▶ _GOAL_
Locate the lines of the listing below that hold "Madelina", then copy each of them.
.....
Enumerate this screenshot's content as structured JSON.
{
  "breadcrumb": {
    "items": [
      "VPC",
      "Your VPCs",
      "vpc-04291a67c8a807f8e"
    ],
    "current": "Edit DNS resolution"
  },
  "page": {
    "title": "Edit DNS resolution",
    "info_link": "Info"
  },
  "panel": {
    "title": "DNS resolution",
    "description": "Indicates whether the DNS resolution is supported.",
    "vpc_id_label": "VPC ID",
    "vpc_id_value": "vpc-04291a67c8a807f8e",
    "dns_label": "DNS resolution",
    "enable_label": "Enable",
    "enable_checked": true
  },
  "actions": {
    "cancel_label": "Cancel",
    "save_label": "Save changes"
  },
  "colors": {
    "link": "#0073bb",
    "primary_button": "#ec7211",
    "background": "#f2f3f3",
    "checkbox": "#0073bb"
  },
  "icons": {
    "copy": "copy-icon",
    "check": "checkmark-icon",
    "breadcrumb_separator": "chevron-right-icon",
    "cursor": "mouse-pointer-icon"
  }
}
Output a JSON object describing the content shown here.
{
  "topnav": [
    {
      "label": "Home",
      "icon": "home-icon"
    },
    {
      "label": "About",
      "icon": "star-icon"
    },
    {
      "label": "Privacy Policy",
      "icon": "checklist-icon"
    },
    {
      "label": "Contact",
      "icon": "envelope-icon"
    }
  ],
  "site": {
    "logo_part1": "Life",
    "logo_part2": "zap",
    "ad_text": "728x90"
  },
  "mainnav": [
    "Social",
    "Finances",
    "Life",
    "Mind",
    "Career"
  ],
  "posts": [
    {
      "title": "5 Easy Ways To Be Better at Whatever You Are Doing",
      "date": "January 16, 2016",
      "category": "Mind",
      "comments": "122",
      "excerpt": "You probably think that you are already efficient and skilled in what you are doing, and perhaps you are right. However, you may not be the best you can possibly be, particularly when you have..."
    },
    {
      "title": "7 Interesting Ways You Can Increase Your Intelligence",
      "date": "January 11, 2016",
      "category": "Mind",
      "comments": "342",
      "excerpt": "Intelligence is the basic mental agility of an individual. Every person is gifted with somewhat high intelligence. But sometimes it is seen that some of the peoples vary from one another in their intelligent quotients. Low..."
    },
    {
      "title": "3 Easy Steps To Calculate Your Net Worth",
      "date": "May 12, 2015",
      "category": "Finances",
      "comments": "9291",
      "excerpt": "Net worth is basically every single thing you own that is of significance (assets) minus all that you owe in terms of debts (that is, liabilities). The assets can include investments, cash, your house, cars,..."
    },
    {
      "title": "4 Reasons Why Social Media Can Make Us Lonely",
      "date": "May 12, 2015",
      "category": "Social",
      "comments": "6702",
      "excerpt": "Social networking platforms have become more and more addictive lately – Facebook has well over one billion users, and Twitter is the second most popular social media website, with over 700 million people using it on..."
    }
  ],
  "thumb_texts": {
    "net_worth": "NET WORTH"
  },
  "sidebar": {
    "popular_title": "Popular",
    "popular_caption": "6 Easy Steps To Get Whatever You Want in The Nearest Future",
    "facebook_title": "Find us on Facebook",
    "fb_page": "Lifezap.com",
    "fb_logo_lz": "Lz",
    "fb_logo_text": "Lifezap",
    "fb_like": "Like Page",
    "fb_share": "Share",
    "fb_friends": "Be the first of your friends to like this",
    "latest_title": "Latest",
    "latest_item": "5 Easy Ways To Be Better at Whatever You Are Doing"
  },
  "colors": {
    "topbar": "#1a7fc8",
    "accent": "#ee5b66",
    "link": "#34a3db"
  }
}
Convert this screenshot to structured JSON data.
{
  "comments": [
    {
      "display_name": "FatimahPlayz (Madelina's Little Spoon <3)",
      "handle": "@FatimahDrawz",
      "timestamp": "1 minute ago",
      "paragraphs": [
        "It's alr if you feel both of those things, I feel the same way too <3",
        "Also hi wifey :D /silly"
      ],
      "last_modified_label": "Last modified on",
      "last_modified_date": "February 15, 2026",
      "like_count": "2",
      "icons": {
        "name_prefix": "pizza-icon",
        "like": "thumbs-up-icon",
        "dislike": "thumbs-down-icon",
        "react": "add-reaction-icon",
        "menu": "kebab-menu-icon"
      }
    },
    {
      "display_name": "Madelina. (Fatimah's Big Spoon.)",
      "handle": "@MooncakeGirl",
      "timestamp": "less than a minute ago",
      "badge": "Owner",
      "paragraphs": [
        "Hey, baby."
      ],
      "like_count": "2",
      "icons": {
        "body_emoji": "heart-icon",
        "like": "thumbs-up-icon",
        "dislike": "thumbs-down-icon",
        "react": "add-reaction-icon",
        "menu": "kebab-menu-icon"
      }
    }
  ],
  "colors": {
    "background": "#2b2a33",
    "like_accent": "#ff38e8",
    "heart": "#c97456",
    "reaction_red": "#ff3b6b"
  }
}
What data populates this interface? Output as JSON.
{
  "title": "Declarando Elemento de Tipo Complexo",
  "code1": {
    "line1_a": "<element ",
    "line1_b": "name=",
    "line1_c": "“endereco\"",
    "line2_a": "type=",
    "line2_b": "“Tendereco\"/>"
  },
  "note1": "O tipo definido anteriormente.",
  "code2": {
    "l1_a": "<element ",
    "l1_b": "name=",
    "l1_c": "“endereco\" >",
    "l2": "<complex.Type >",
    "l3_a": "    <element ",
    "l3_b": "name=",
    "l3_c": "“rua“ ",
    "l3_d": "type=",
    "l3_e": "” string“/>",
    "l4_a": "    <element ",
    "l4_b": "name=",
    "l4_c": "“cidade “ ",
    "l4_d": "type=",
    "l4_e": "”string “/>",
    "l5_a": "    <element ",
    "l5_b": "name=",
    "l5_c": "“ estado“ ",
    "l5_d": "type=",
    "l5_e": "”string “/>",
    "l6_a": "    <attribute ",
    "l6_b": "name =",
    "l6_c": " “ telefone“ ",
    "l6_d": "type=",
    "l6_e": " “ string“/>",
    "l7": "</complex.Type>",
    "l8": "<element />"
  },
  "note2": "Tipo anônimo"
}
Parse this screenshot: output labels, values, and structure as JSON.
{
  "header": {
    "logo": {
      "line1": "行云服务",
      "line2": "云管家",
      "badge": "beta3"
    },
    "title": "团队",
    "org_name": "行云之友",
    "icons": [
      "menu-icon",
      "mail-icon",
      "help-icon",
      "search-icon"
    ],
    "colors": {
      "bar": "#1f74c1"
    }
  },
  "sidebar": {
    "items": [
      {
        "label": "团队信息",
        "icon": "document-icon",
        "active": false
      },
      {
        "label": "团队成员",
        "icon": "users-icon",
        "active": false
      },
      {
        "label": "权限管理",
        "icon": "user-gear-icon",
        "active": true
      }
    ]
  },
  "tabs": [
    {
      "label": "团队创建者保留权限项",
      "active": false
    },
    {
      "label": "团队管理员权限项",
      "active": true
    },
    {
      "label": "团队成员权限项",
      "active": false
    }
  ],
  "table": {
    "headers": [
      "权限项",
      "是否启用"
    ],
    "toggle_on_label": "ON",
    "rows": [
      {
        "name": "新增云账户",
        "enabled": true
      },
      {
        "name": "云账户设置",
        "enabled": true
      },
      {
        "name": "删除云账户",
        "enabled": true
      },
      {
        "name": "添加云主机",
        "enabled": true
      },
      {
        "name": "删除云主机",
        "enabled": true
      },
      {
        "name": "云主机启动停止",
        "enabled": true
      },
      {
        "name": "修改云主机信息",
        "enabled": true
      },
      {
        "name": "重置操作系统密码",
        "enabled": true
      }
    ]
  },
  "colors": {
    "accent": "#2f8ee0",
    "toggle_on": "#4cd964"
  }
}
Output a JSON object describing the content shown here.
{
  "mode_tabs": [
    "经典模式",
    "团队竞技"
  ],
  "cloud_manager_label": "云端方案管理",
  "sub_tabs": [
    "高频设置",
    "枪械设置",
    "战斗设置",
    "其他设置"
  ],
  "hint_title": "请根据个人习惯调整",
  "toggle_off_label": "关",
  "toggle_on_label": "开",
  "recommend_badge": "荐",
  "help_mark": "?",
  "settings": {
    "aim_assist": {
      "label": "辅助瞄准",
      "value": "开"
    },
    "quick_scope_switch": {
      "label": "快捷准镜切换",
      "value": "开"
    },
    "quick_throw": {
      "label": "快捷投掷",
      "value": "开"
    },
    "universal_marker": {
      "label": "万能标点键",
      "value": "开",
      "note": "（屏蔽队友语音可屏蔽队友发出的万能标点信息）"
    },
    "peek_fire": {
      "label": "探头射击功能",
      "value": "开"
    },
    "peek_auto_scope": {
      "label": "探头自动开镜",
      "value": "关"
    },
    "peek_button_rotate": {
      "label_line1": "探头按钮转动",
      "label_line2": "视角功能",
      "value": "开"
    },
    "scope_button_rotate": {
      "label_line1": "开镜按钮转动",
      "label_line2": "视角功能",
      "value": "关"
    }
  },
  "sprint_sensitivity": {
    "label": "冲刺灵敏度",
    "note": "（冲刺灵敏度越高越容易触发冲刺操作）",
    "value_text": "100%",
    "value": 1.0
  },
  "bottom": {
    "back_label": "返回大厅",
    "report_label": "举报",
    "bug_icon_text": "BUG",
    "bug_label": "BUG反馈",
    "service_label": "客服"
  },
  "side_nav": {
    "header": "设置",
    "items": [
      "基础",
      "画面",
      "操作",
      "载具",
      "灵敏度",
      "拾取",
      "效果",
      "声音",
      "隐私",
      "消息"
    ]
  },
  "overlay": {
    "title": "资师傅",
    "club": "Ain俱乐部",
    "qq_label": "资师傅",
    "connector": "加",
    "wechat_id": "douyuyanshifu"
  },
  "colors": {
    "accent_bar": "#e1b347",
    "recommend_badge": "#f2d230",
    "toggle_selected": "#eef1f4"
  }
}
.....
▶ _TASK SOLUTION_
      "display_name": "FatimahPlayz (Madelina's Little Spoon <3)",
      "display_name": "Madelina. (Fatimah's Big Spoon.)",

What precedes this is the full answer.